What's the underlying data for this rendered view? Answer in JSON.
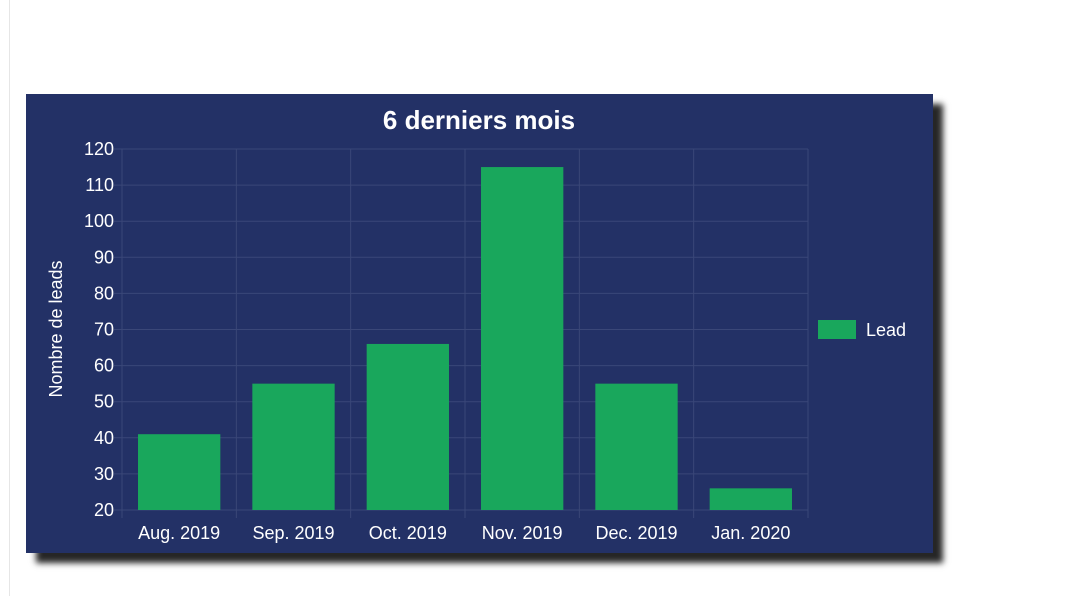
{
  "chart_data": {
    "type": "bar",
    "title": "6 derniers mois",
    "xlabel": "",
    "ylabel": "Nombre de leads",
    "categories": [
      "Aug. 2019",
      "Sep. 2019",
      "Oct. 2019",
      "Nov. 2019",
      "Dec. 2019",
      "Jan. 2020"
    ],
    "series": [
      {
        "name": "Lead",
        "values": [
          41,
          55,
          66,
          115,
          55,
          26
        ],
        "color": "#19a75c"
      }
    ],
    "ylim": [
      20,
      120
    ],
    "yticks": [
      20,
      30,
      40,
      50,
      60,
      70,
      80,
      90,
      100,
      110,
      120
    ],
    "grid": true,
    "legend_position": "right"
  },
  "colors": {
    "background": "#233166",
    "bar": "#19a75c",
    "grid": "#3a4778",
    "text": "#ffffff"
  }
}
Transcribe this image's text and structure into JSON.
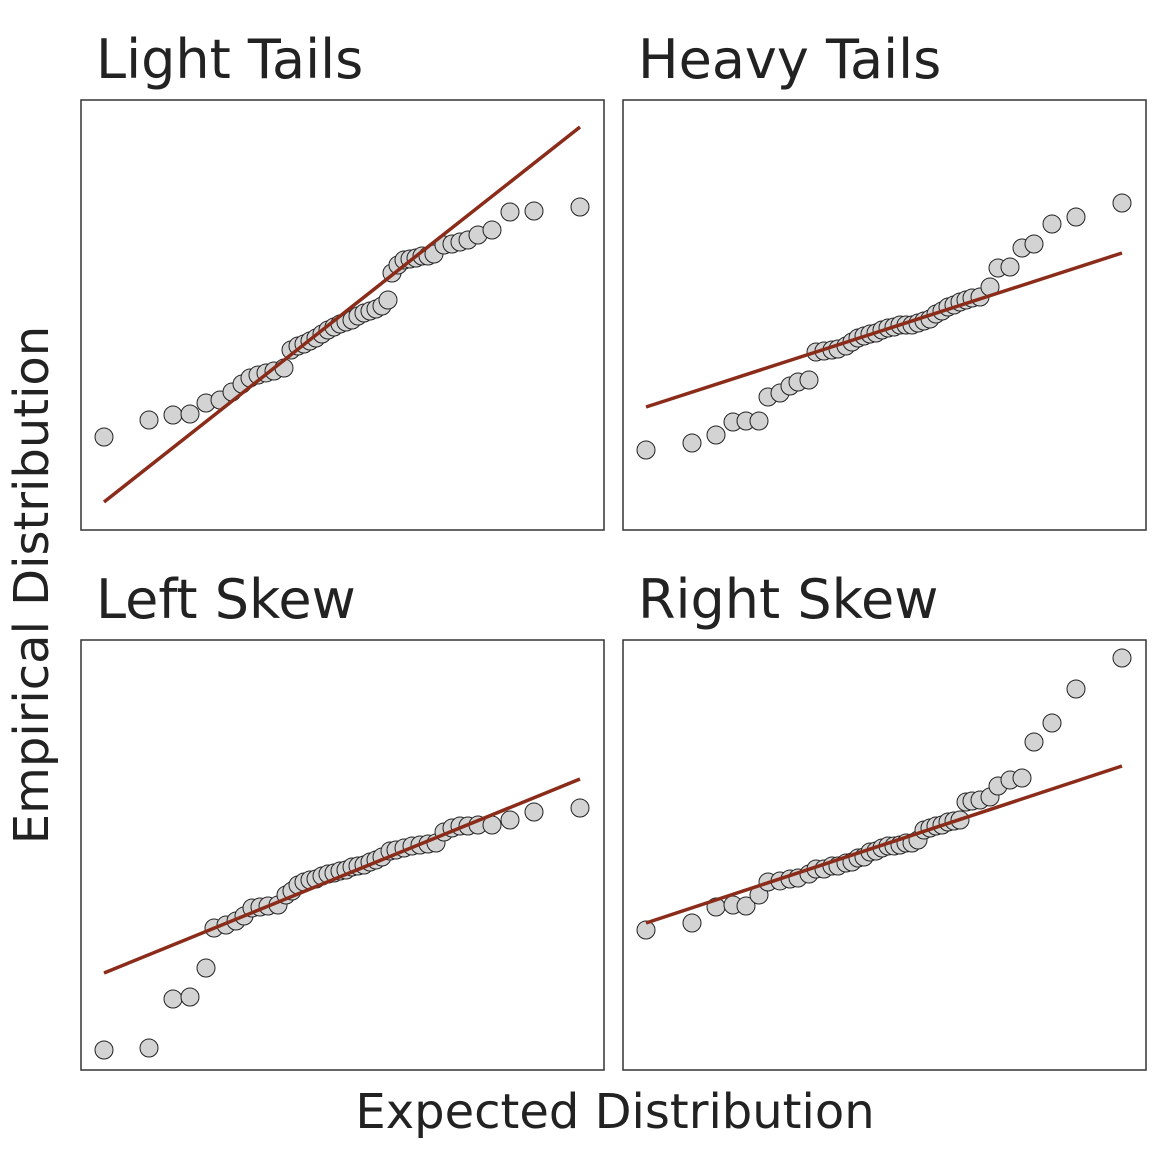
+--
▶ _Required work_:
Every line is to be duplicated exactly, though pictures stay out.

▶ _Result for this exercise_:
What's the underlying data for this rendered view? Answer in JSON.
{
  "chart_data": {
    "type": "bar",
    "title": "6 derniers mois",
    "xlabel": "",
    "ylabel": "Nombre de leads",
    "categories": [
      "Aug. 2019",
      "Sep. 2019",
      "Oct. 2019",
      "Nov. 2019",
      "Dec. 2019",
      "Jan. 2020"
    ],
    "series": [
      {
        "name": "Lead",
        "values": [
          41,
          55,
          66,
          115,
          55,
          26
        ],
        "color": "#19a75c"
      }
    ],
    "ylim": [
      20,
      120
    ],
    "yticks": [
      20,
      30,
      40,
      50,
      60,
      70,
      80,
      90,
      100,
      110,
      120
    ],
    "grid": true,
    "legend_position": "right"
  },
  "colors": {
    "background": "#233166",
    "bar": "#19a75c",
    "grid": "#3a4778",
    "text": "#ffffff"
  }
}
Transcribe this image's text and structure into JSON.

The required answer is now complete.